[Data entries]
|---|

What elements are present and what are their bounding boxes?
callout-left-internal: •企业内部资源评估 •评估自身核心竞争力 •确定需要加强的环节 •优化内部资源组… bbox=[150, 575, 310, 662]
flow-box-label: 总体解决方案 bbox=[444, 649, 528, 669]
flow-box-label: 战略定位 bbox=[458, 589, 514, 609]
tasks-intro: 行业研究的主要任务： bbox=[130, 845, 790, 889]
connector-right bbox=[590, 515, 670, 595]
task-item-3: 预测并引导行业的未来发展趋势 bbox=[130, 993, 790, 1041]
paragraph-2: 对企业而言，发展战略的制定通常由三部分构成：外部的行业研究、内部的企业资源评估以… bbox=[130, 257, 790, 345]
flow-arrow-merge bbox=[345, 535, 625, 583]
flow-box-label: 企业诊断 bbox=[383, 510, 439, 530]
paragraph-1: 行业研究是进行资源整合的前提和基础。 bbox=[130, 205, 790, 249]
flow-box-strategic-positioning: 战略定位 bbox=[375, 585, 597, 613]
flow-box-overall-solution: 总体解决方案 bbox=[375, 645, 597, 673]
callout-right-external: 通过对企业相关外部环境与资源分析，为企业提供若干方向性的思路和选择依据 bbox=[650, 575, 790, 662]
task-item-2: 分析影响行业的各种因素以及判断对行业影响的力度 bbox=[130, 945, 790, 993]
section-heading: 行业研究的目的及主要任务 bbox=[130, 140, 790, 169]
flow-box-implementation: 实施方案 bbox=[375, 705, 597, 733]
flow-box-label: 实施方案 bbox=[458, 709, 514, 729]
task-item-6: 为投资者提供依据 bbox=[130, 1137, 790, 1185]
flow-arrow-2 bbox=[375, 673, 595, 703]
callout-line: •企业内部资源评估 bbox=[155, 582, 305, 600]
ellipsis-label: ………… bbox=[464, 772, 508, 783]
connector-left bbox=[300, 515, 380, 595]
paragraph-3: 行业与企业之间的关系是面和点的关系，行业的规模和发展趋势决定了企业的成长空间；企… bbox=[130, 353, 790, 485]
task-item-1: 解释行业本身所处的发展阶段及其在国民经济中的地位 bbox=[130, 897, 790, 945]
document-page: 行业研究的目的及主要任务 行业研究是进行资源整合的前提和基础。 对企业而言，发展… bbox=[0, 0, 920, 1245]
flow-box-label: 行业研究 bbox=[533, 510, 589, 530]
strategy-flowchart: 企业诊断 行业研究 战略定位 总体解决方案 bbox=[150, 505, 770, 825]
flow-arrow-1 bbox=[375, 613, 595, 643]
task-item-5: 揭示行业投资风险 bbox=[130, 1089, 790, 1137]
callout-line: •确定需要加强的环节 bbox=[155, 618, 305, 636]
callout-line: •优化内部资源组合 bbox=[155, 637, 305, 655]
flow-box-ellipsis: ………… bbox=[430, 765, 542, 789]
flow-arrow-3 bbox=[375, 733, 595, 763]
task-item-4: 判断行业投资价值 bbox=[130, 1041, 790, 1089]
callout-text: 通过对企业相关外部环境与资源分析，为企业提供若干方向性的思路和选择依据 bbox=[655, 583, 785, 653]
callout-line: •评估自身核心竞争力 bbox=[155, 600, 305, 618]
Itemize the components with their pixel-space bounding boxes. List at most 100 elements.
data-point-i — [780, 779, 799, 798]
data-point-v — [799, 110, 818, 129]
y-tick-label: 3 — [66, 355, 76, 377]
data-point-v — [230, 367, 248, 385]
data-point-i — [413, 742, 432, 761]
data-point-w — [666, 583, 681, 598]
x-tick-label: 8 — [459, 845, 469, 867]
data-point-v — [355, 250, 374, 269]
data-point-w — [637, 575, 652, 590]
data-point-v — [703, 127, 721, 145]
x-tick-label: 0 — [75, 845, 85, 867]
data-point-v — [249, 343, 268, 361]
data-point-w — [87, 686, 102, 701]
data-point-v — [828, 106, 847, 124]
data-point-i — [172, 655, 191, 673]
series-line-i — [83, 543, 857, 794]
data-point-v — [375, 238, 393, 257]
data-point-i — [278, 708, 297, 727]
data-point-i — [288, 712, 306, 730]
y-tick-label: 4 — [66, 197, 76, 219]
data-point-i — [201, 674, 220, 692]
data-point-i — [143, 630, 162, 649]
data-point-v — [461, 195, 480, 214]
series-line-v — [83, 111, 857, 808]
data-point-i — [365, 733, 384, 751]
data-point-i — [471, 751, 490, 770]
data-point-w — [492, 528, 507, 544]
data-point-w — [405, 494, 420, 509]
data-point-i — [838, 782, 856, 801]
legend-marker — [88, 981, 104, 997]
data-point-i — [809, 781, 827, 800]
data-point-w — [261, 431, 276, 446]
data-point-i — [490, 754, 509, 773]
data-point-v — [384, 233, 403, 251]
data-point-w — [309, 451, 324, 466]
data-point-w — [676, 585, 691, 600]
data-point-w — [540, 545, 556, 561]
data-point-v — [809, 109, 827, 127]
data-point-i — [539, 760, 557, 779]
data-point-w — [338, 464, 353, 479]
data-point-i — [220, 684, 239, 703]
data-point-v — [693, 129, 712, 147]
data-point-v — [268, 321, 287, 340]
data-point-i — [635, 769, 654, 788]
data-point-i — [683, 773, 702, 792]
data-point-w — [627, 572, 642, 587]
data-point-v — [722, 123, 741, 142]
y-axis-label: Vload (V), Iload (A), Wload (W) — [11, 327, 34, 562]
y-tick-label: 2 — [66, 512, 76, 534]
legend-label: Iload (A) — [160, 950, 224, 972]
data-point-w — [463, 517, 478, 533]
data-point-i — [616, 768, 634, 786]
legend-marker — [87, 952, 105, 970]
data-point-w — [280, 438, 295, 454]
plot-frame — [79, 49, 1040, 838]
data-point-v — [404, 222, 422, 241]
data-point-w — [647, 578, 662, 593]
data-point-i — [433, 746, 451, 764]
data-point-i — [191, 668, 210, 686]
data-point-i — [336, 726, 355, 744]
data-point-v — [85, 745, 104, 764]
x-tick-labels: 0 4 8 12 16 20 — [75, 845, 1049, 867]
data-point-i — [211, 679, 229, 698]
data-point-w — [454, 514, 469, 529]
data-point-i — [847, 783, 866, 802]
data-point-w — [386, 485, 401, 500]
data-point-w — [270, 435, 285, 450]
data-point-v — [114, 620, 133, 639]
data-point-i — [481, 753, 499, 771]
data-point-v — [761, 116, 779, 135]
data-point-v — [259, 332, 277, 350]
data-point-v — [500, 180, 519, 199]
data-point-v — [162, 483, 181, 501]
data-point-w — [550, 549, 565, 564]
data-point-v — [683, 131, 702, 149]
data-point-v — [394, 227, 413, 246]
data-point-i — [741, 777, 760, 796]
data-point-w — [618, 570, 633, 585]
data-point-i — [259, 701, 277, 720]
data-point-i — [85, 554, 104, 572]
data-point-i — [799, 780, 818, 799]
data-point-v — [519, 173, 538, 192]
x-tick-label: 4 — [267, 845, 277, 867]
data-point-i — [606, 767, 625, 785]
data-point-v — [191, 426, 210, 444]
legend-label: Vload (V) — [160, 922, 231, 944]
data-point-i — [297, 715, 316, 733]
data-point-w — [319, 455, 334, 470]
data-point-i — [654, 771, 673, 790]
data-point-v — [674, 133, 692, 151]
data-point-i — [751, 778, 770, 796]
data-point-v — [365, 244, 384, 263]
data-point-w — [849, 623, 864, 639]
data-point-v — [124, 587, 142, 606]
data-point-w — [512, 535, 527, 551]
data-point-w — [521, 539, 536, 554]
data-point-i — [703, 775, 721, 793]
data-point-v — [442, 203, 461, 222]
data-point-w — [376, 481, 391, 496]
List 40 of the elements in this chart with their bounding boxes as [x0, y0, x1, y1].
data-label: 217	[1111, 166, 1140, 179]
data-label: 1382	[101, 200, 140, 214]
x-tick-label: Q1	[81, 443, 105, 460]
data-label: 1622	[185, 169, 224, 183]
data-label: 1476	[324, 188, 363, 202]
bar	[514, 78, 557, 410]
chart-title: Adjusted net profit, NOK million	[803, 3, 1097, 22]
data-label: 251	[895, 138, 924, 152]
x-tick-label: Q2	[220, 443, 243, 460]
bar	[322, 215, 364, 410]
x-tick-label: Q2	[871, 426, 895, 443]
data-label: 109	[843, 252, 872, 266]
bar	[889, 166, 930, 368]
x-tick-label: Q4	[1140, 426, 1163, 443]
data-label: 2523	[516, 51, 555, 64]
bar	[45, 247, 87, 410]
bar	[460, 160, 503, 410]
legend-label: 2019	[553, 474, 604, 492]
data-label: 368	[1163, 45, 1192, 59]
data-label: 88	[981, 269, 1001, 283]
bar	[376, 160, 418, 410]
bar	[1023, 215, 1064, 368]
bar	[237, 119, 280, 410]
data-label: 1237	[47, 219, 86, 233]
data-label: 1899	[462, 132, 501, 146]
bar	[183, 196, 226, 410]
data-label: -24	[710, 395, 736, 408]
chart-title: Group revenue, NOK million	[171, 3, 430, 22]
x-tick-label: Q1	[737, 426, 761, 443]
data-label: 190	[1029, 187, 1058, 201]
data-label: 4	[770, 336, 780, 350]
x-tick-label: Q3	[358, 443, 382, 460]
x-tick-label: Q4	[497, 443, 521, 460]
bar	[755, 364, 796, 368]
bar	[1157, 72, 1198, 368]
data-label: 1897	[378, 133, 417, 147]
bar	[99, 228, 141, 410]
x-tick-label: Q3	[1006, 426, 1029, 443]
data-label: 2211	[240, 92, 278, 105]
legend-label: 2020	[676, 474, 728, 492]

|---|

> [GIVEN TASK] Please rewrite the lines from the start of the data entries through the line containing "connector-right bbox=[590, 515, 670, 595]", changing "flow-box-label" to "flowchart-label" and leaving everything else as it is.

> [EXPECTED OUTPUT]
What elements are present and what are their bounding boxes?
callout-left-internal: •企业内部资源评估 •评估自身核心竞争力 •确定需要加强的环节 •优化内部资源组… bbox=[150, 575, 310, 662]
flowchart-label: 总体解决方案 bbox=[444, 649, 528, 669]
flowchart-label: 战略定位 bbox=[458, 589, 514, 609]
tasks-intro: 行业研究的主要任务： bbox=[130, 845, 790, 889]
connector-right bbox=[590, 515, 670, 595]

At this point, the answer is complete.